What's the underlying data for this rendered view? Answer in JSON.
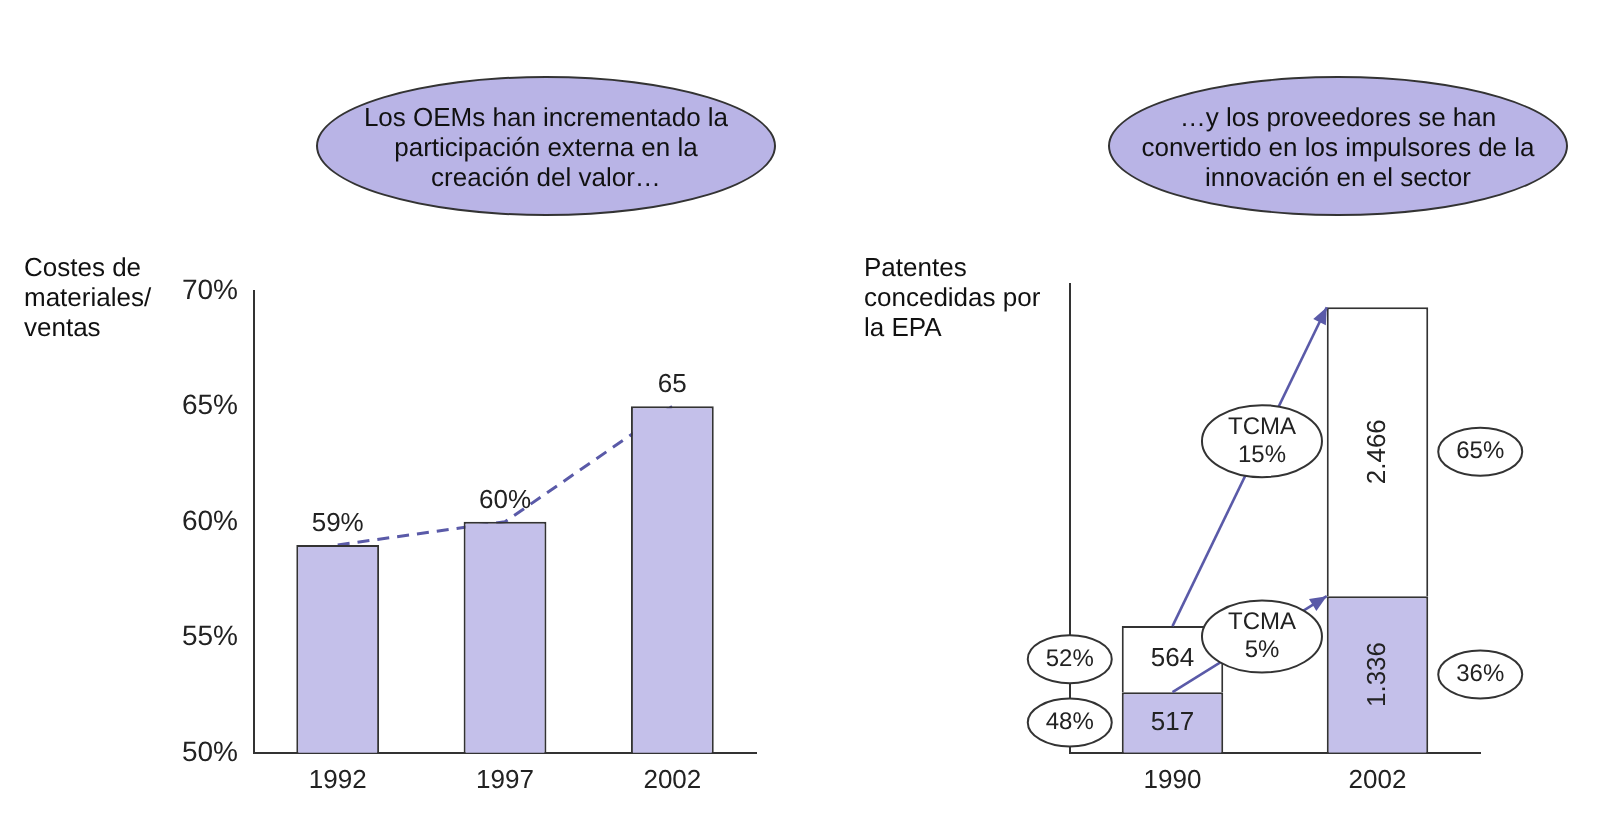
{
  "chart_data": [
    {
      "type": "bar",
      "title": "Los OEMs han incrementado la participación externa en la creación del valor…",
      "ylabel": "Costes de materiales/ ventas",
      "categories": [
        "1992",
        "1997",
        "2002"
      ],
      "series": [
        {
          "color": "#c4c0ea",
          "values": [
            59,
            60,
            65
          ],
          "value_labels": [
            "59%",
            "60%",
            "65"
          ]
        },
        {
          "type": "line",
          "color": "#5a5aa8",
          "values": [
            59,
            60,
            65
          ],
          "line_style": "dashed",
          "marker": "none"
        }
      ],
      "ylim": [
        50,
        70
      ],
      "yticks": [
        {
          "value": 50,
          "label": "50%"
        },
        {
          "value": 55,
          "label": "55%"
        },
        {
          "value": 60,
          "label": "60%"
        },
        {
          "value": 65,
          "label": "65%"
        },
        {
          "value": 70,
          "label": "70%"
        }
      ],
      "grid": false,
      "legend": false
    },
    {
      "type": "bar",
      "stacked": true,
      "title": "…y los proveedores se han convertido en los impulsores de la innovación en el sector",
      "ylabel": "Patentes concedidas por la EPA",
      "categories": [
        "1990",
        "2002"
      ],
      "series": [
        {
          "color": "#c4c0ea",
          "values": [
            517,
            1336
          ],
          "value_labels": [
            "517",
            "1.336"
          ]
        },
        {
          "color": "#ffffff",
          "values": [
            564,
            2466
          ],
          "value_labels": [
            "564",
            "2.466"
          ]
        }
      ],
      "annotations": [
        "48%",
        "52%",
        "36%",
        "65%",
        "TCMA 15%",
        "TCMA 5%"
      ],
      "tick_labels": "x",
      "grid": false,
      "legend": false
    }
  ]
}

◆ ◆ ◆ ◆ ◆ ◆ ◆

Task instructions: In the entries above, identify every line with the word "ylabel". Copy those lines.

Task solution:
      "ylabel": "Costes de materiales/ ventas",
      "ylabel": "Patentes concedidas por la EPA",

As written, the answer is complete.